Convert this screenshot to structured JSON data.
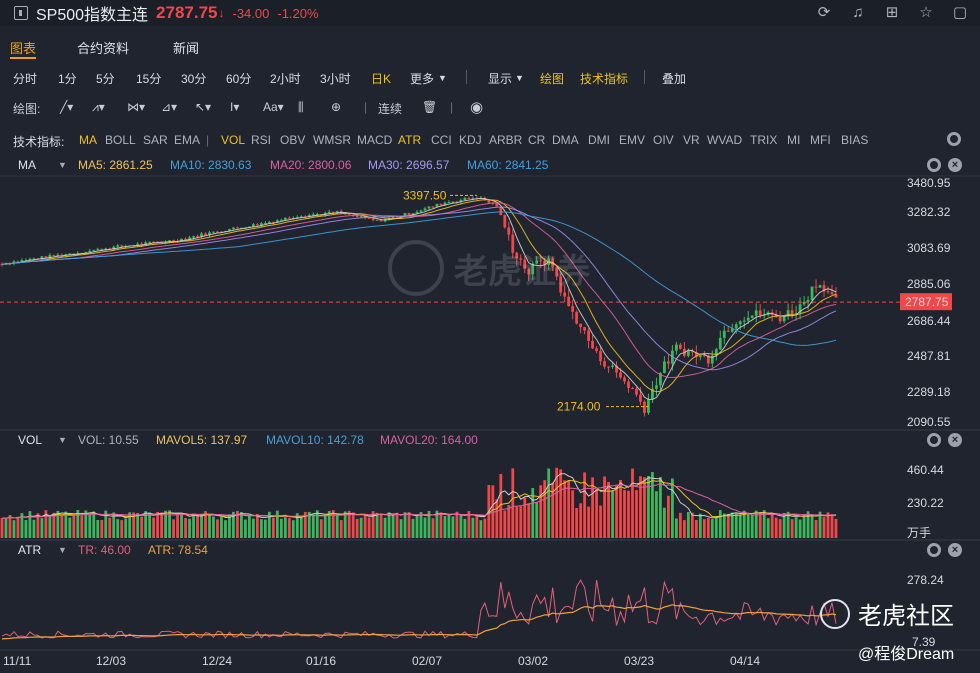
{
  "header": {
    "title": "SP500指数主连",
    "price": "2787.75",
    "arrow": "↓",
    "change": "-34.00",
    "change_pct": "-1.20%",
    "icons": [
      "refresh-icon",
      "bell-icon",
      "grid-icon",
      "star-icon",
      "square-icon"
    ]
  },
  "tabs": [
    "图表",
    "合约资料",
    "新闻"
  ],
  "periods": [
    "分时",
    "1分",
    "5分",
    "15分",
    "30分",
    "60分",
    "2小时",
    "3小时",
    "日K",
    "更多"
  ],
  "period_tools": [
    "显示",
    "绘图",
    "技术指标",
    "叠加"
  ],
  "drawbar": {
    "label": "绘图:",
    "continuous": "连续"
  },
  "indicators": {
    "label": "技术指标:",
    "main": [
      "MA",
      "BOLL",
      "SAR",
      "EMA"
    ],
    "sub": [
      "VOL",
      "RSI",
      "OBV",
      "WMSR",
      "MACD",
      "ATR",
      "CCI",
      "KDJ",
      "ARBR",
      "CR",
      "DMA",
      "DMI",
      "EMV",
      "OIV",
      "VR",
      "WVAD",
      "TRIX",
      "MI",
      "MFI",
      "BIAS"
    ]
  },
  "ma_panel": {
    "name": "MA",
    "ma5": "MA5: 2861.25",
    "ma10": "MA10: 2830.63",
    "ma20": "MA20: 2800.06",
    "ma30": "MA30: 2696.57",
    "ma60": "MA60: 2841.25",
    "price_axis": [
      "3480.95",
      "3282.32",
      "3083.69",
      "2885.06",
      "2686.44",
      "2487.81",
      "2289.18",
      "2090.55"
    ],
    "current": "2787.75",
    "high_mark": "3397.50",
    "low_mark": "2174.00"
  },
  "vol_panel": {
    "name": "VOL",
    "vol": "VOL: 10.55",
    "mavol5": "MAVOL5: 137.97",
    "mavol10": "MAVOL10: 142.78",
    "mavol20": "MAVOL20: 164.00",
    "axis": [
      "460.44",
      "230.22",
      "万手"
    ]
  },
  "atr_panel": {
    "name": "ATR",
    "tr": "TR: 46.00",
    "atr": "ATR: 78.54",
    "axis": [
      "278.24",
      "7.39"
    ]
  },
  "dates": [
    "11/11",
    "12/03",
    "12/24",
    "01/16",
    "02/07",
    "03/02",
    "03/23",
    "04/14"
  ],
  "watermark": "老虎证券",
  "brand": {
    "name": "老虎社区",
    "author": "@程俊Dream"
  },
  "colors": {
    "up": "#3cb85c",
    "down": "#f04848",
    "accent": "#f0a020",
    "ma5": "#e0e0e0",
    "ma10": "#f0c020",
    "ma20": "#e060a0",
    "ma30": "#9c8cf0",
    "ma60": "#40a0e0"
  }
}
* * *
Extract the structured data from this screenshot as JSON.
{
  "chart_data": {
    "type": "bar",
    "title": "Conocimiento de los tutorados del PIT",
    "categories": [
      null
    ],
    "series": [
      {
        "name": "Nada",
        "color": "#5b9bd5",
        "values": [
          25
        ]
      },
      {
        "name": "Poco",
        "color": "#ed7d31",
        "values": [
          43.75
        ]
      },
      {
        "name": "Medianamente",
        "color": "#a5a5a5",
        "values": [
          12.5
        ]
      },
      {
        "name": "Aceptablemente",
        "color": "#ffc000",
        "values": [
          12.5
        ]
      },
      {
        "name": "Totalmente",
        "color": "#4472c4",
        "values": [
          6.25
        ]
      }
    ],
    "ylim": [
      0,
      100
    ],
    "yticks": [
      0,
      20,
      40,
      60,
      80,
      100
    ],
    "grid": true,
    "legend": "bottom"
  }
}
* * *
Aim
Look through the entries above. Extract each line with the word "structured".

Exercise output
Convert this screenshot to structured JSON data.
Extract the structured data from this screenshot as JSON.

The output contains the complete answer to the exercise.